[WRITTEN REQUEST] Skip the pictures and extract all of the lines exactly as written.

---------- SUPPLIED RECORDS

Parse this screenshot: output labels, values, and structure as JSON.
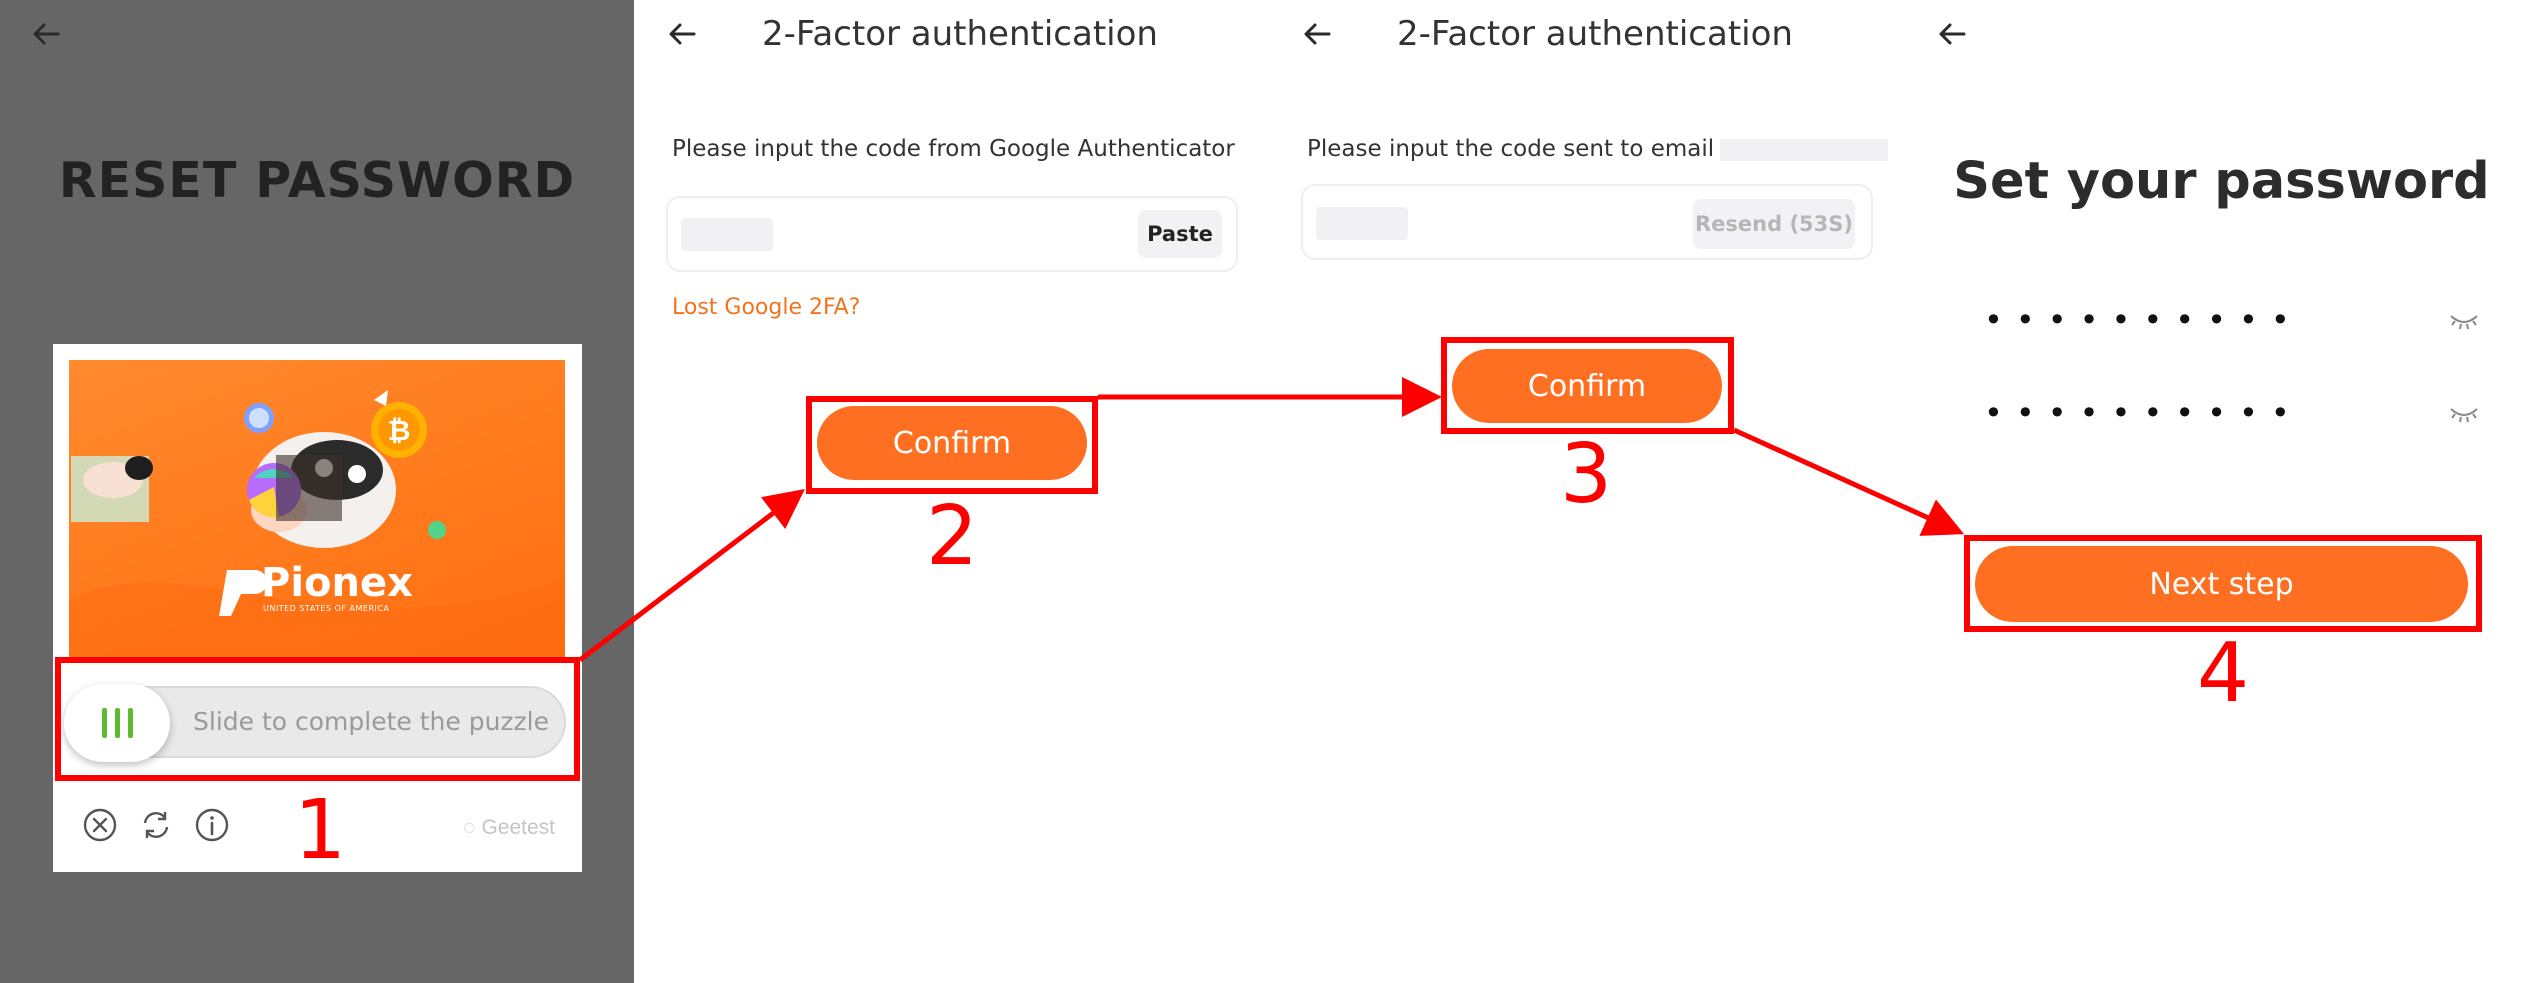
{
  "panel1": {
    "title": "RESET PASSWORD",
    "captcha": {
      "image_brand": "Pionex",
      "image_brand_sub": "UNITED STATES OF AMERICA",
      "slider_hint": "Slide to complete the puzzle",
      "provider": "Geetest",
      "tools": [
        "close-icon",
        "refresh-icon",
        "info-icon"
      ]
    }
  },
  "panel2": {
    "header": "2-Factor authentication",
    "instruction": "Please input the code from Google Authenticator",
    "paste_label": "Paste",
    "lost_link": "Lost Google 2FA?",
    "confirm_label": "Confirm"
  },
  "panel3": {
    "header": "2-Factor authentication",
    "instruction": "Please input the code sent to email",
    "resend_label": "Resend (53S)",
    "confirm_label": "Confirm"
  },
  "panel4": {
    "title": "Set your password",
    "password_mask": "••••••••••",
    "confirm_mask": "••••••••••",
    "next_label": "Next step"
  },
  "annotations": {
    "step1": "1",
    "step2": "2",
    "step3": "3",
    "step4": "4"
  },
  "colors": {
    "accent_orange": "#ff6f22",
    "link_orange": "#f07420",
    "annotation_red": "#ff0000",
    "dim_overlay": "#666666",
    "slider_green": "#5fba2f"
  }
}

--------------------

[SOLUTION FOR THIS EXERCISE]
Parse this screenshot: output labels, values, and structure as JSON.
{
  "panel1": {
    "title": "RESET PASSWORD",
    "captcha": {
      "image_brand": "Pionex",
      "image_brand_sub": "UNITED STATES OF AMERICA",
      "slider_hint": "Slide to complete the puzzle",
      "provider": "Geetest",
      "tools": [
        "close-icon",
        "refresh-icon",
        "info-icon"
      ]
    }
  },
  "panel2": {
    "header": "2-Factor authentication",
    "instruction": "Please input the code from Google Authenticator",
    "paste_label": "Paste",
    "lost_link": "Lost Google 2FA?",
    "confirm_label": "Confirm"
  },
  "panel3": {
    "header": "2-Factor authentication",
    "instruction": "Please input the code sent to email",
    "resend_label": "Resend (53S)",
    "confirm_label": "Confirm"
  },
  "panel4": {
    "title": "Set your password",
    "password_mask": "••••••••••",
    "confirm_mask": "••••••••••",
    "next_label": "Next step"
  },
  "annotations": {
    "step1": "1",
    "step2": "2",
    "step3": "3",
    "step4": "4"
  },
  "colors": {
    "accent_orange": "#ff6f22",
    "link_orange": "#f07420",
    "annotation_red": "#ff0000",
    "dim_overlay": "#666666",
    "slider_green": "#5fba2f"
  }
}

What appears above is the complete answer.